# Written problem
Restate the listing that follows word for word, without its pictures.

# Working data
-*-*-
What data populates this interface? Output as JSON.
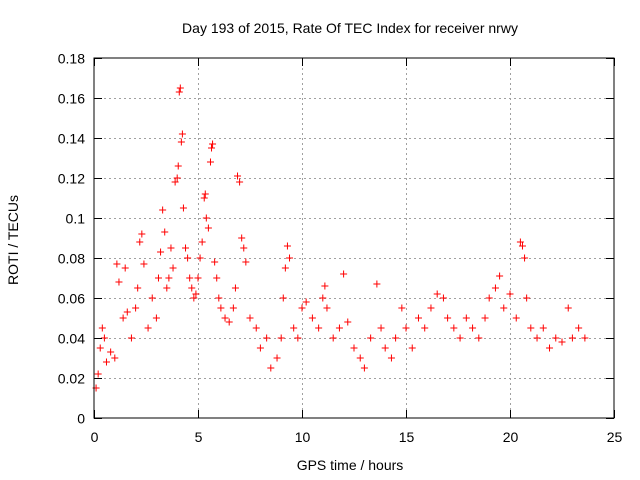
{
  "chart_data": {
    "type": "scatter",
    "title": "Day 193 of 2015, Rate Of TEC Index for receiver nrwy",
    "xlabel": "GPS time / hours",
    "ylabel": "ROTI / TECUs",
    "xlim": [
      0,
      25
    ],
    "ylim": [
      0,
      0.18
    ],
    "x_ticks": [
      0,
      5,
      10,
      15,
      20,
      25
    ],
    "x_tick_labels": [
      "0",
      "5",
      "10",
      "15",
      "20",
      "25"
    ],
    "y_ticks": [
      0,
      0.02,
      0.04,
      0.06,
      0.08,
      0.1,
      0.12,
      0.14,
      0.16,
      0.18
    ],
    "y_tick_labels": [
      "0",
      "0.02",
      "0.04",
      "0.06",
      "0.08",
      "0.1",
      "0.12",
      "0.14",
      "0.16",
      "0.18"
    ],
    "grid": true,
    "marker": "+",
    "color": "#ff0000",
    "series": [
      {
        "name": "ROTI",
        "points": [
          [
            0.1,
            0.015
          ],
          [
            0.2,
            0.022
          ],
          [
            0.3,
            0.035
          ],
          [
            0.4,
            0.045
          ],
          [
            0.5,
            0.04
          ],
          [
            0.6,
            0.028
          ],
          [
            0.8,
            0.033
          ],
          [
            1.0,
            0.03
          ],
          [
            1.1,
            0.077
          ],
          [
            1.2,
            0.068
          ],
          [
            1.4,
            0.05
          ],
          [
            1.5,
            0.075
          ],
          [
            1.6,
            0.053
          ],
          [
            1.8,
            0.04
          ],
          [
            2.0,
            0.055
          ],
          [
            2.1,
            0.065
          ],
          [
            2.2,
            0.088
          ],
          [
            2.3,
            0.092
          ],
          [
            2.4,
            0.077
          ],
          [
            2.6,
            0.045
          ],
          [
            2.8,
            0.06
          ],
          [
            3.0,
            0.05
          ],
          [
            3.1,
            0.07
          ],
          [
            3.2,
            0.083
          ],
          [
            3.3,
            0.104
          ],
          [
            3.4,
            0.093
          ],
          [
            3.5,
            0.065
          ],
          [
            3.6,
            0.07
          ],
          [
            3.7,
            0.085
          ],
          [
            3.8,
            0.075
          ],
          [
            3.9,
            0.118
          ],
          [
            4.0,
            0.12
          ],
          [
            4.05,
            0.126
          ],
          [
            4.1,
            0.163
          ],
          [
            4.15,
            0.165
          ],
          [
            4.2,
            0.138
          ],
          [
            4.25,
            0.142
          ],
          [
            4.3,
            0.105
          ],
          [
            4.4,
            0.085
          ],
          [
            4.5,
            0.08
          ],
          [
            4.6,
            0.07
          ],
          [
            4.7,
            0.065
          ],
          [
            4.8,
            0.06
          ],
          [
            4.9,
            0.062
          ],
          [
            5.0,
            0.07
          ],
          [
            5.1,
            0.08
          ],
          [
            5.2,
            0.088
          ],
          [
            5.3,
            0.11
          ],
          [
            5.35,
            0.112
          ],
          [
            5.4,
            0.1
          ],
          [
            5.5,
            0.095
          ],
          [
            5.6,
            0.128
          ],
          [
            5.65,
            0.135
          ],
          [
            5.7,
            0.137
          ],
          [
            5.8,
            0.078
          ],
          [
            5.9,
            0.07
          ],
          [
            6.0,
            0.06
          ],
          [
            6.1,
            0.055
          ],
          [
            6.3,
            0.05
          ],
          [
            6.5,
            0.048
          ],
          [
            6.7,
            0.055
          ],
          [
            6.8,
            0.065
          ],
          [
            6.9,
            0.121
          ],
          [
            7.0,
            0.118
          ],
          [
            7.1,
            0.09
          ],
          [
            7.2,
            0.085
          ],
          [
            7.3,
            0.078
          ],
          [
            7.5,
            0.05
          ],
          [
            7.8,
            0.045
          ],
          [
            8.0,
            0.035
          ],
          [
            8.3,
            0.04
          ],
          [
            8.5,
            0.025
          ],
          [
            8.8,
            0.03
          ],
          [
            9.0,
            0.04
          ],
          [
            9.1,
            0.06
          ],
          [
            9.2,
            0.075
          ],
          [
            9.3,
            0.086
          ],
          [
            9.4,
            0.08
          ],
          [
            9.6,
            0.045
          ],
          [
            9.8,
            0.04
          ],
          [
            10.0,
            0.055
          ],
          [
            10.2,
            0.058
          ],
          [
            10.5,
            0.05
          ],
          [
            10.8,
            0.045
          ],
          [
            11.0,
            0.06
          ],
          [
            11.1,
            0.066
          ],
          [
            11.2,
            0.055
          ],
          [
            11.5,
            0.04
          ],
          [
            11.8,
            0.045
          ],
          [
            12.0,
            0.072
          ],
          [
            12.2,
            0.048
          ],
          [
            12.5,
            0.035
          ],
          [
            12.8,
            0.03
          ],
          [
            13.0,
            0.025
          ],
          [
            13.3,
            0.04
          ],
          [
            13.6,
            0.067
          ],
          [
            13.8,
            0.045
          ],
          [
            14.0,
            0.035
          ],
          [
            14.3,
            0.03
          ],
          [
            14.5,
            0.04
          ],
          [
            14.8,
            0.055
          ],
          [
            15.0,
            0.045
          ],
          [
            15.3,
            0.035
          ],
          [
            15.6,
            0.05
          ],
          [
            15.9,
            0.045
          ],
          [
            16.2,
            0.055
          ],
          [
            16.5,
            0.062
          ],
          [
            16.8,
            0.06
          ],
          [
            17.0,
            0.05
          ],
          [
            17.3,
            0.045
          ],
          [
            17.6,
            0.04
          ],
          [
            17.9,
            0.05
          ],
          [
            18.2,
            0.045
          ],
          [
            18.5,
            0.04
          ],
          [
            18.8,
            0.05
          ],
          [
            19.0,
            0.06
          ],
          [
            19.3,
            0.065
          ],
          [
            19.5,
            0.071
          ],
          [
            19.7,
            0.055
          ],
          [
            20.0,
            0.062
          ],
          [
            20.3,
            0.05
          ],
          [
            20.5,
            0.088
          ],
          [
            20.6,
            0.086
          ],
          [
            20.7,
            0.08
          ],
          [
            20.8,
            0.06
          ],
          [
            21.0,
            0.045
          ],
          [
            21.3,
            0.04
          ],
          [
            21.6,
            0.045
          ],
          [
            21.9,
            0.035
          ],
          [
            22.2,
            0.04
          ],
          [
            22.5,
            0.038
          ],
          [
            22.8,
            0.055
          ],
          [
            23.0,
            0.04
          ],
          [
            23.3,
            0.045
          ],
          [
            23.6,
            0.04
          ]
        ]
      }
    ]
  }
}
-*-*-
# Answer
What data populates this interface? Output as JSON.
{
  "chart_data": {
    "type": "scatter",
    "title": "Day 193 of 2015, Rate Of TEC Index for receiver nrwy",
    "xlabel": "GPS time / hours",
    "ylabel": "ROTI / TECUs",
    "xlim": [
      0,
      25
    ],
    "ylim": [
      0,
      0.18
    ],
    "x_ticks": [
      0,
      5,
      10,
      15,
      20,
      25
    ],
    "x_tick_labels": [
      "0",
      "5",
      "10",
      "15",
      "20",
      "25"
    ],
    "y_ticks": [
      0,
      0.02,
      0.04,
      0.06,
      0.08,
      0.1,
      0.12,
      0.14,
      0.16,
      0.18
    ],
    "y_tick_labels": [
      "0",
      "0.02",
      "0.04",
      "0.06",
      "0.08",
      "0.1",
      "0.12",
      "0.14",
      "0.16",
      "0.18"
    ],
    "grid": true,
    "marker": "+",
    "color": "#ff0000",
    "series": [
      {
        "name": "ROTI",
        "points": [
          [
            0.1,
            0.015
          ],
          [
            0.2,
            0.022
          ],
          [
            0.3,
            0.035
          ],
          [
            0.4,
            0.045
          ],
          [
            0.5,
            0.04
          ],
          [
            0.6,
            0.028
          ],
          [
            0.8,
            0.033
          ],
          [
            1.0,
            0.03
          ],
          [
            1.1,
            0.077
          ],
          [
            1.2,
            0.068
          ],
          [
            1.4,
            0.05
          ],
          [
            1.5,
            0.075
          ],
          [
            1.6,
            0.053
          ],
          [
            1.8,
            0.04
          ],
          [
            2.0,
            0.055
          ],
          [
            2.1,
            0.065
          ],
          [
            2.2,
            0.088
          ],
          [
            2.3,
            0.092
          ],
          [
            2.4,
            0.077
          ],
          [
            2.6,
            0.045
          ],
          [
            2.8,
            0.06
          ],
          [
            3.0,
            0.05
          ],
          [
            3.1,
            0.07
          ],
          [
            3.2,
            0.083
          ],
          [
            3.3,
            0.104
          ],
          [
            3.4,
            0.093
          ],
          [
            3.5,
            0.065
          ],
          [
            3.6,
            0.07
          ],
          [
            3.7,
            0.085
          ],
          [
            3.8,
            0.075
          ],
          [
            3.9,
            0.118
          ],
          [
            4.0,
            0.12
          ],
          [
            4.05,
            0.126
          ],
          [
            4.1,
            0.163
          ],
          [
            4.15,
            0.165
          ],
          [
            4.2,
            0.138
          ],
          [
            4.25,
            0.142
          ],
          [
            4.3,
            0.105
          ],
          [
            4.4,
            0.085
          ],
          [
            4.5,
            0.08
          ],
          [
            4.6,
            0.07
          ],
          [
            4.7,
            0.065
          ],
          [
            4.8,
            0.06
          ],
          [
            4.9,
            0.062
          ],
          [
            5.0,
            0.07
          ],
          [
            5.1,
            0.08
          ],
          [
            5.2,
            0.088
          ],
          [
            5.3,
            0.11
          ],
          [
            5.35,
            0.112
          ],
          [
            5.4,
            0.1
          ],
          [
            5.5,
            0.095
          ],
          [
            5.6,
            0.128
          ],
          [
            5.65,
            0.135
          ],
          [
            5.7,
            0.137
          ],
          [
            5.8,
            0.078
          ],
          [
            5.9,
            0.07
          ],
          [
            6.0,
            0.06
          ],
          [
            6.1,
            0.055
          ],
          [
            6.3,
            0.05
          ],
          [
            6.5,
            0.048
          ],
          [
            6.7,
            0.055
          ],
          [
            6.8,
            0.065
          ],
          [
            6.9,
            0.121
          ],
          [
            7.0,
            0.118
          ],
          [
            7.1,
            0.09
          ],
          [
            7.2,
            0.085
          ],
          [
            7.3,
            0.078
          ],
          [
            7.5,
            0.05
          ],
          [
            7.8,
            0.045
          ],
          [
            8.0,
            0.035
          ],
          [
            8.3,
            0.04
          ],
          [
            8.5,
            0.025
          ],
          [
            8.8,
            0.03
          ],
          [
            9.0,
            0.04
          ],
          [
            9.1,
            0.06
          ],
          [
            9.2,
            0.075
          ],
          [
            9.3,
            0.086
          ],
          [
            9.4,
            0.08
          ],
          [
            9.6,
            0.045
          ],
          [
            9.8,
            0.04
          ],
          [
            10.0,
            0.055
          ],
          [
            10.2,
            0.058
          ],
          [
            10.5,
            0.05
          ],
          [
            10.8,
            0.045
          ],
          [
            11.0,
            0.06
          ],
          [
            11.1,
            0.066
          ],
          [
            11.2,
            0.055
          ],
          [
            11.5,
            0.04
          ],
          [
            11.8,
            0.045
          ],
          [
            12.0,
            0.072
          ],
          [
            12.2,
            0.048
          ],
          [
            12.5,
            0.035
          ],
          [
            12.8,
            0.03
          ],
          [
            13.0,
            0.025
          ],
          [
            13.3,
            0.04
          ],
          [
            13.6,
            0.067
          ],
          [
            13.8,
            0.045
          ],
          [
            14.0,
            0.035
          ],
          [
            14.3,
            0.03
          ],
          [
            14.5,
            0.04
          ],
          [
            14.8,
            0.055
          ],
          [
            15.0,
            0.045
          ],
          [
            15.3,
            0.035
          ],
          [
            15.6,
            0.05
          ],
          [
            15.9,
            0.045
          ],
          [
            16.2,
            0.055
          ],
          [
            16.5,
            0.062
          ],
          [
            16.8,
            0.06
          ],
          [
            17.0,
            0.05
          ],
          [
            17.3,
            0.045
          ],
          [
            17.6,
            0.04
          ],
          [
            17.9,
            0.05
          ],
          [
            18.2,
            0.045
          ],
          [
            18.5,
            0.04
          ],
          [
            18.8,
            0.05
          ],
          [
            19.0,
            0.06
          ],
          [
            19.3,
            0.065
          ],
          [
            19.5,
            0.071
          ],
          [
            19.7,
            0.055
          ],
          [
            20.0,
            0.062
          ],
          [
            20.3,
            0.05
          ],
          [
            20.5,
            0.088
          ],
          [
            20.6,
            0.086
          ],
          [
            20.7,
            0.08
          ],
          [
            20.8,
            0.06
          ],
          [
            21.0,
            0.045
          ],
          [
            21.3,
            0.04
          ],
          [
            21.6,
            0.045
          ],
          [
            21.9,
            0.035
          ],
          [
            22.2,
            0.04
          ],
          [
            22.5,
            0.038
          ],
          [
            22.8,
            0.055
          ],
          [
            23.0,
            0.04
          ],
          [
            23.3,
            0.045
          ],
          [
            23.6,
            0.04
          ]
        ]
      }
    ]
  }
}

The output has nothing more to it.